**The exercise**
Present every line in which the string "стандарта" appears.
************
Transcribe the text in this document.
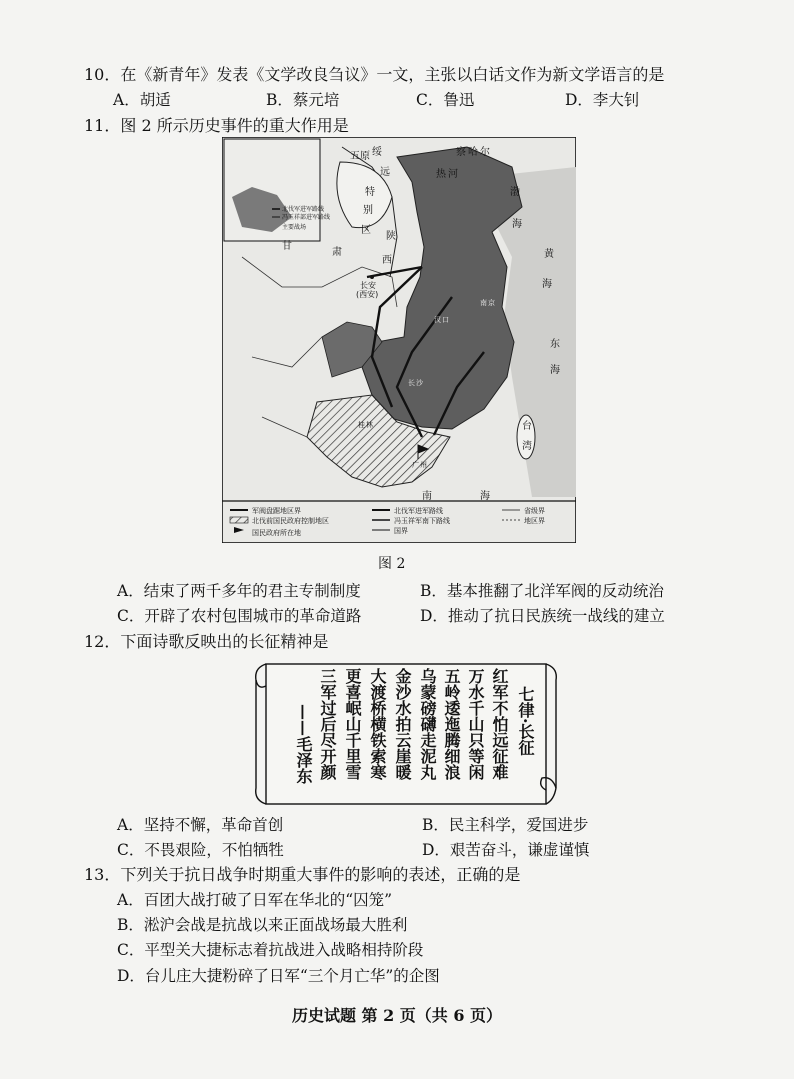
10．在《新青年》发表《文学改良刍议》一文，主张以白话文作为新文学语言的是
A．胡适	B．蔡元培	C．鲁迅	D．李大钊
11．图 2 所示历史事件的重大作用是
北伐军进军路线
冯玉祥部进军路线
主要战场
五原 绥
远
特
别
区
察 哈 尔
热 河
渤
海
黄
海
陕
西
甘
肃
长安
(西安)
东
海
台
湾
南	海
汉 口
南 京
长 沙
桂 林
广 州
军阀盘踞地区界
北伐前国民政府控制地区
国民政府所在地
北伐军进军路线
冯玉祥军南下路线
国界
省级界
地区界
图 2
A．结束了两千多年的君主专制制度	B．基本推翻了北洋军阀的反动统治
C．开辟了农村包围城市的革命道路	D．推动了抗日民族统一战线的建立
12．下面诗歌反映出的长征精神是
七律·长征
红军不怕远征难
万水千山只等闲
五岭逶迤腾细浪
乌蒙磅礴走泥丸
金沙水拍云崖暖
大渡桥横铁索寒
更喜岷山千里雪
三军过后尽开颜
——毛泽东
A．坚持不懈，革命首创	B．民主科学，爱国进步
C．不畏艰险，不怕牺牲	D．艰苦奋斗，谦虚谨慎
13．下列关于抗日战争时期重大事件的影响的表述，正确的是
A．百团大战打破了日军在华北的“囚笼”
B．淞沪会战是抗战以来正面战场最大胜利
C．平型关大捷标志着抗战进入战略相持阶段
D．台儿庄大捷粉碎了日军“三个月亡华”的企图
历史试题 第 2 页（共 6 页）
************
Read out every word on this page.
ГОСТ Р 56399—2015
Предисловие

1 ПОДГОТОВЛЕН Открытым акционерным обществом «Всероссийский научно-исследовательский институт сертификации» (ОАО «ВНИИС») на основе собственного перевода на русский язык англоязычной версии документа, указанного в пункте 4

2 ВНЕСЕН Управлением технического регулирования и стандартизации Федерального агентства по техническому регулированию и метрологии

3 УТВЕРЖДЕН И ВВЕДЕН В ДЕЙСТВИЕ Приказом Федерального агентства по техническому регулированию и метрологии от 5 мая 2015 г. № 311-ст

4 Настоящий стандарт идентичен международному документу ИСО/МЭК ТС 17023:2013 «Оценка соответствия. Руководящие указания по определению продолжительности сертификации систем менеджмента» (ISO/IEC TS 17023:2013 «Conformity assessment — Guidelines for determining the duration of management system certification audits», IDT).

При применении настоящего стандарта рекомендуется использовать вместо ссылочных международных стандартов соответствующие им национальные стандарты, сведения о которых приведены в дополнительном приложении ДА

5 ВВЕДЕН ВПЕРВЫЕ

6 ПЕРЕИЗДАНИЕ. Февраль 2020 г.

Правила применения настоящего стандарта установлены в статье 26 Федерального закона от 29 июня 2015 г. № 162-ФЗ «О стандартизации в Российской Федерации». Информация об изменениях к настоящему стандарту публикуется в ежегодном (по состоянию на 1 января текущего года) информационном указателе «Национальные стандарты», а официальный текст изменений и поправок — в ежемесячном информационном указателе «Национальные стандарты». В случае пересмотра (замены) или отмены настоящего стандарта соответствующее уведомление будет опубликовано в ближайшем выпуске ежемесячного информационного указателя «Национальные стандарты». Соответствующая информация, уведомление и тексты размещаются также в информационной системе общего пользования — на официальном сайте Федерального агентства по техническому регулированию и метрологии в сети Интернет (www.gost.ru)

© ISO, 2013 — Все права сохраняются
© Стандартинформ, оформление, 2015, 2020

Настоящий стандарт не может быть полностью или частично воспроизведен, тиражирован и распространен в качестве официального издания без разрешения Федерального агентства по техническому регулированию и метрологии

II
************
**Result**
При применении настоящего стандарта рекомендуется использовать вместо ссылочных международных стандартов соответствующие им национальные стандарты, сведения о которых приведены в дополнительном приложении ДА
Правила применения настоящего стандарта установлены в статье 26 Федерального закона от 29 июня 2015 г. № 162-ФЗ «О стандартизации в Российской Федерации». Информация об изменениях к настоящему стандарту публикуется в ежегодном (по состоянию на 1 января текущего года) информационном указателе «Национальные стандарты», а официальный текст изменений и поправок — в ежемесячном информационном указателе «Национальные стандарты». В случае пересмотра (замены) или отмены настоящего стандарта соответствующее уведомление будет опубликовано в ближайшем выпуске ежемесячного информационного указателя «Национальные стандарты». Соответствующая информация, уведомление и тексты размещаются также в информационной системе общего пользования — на официальном сайте Федерального агентства по техническому регулированию и метрологии в сети Интернет (www.gost.ru)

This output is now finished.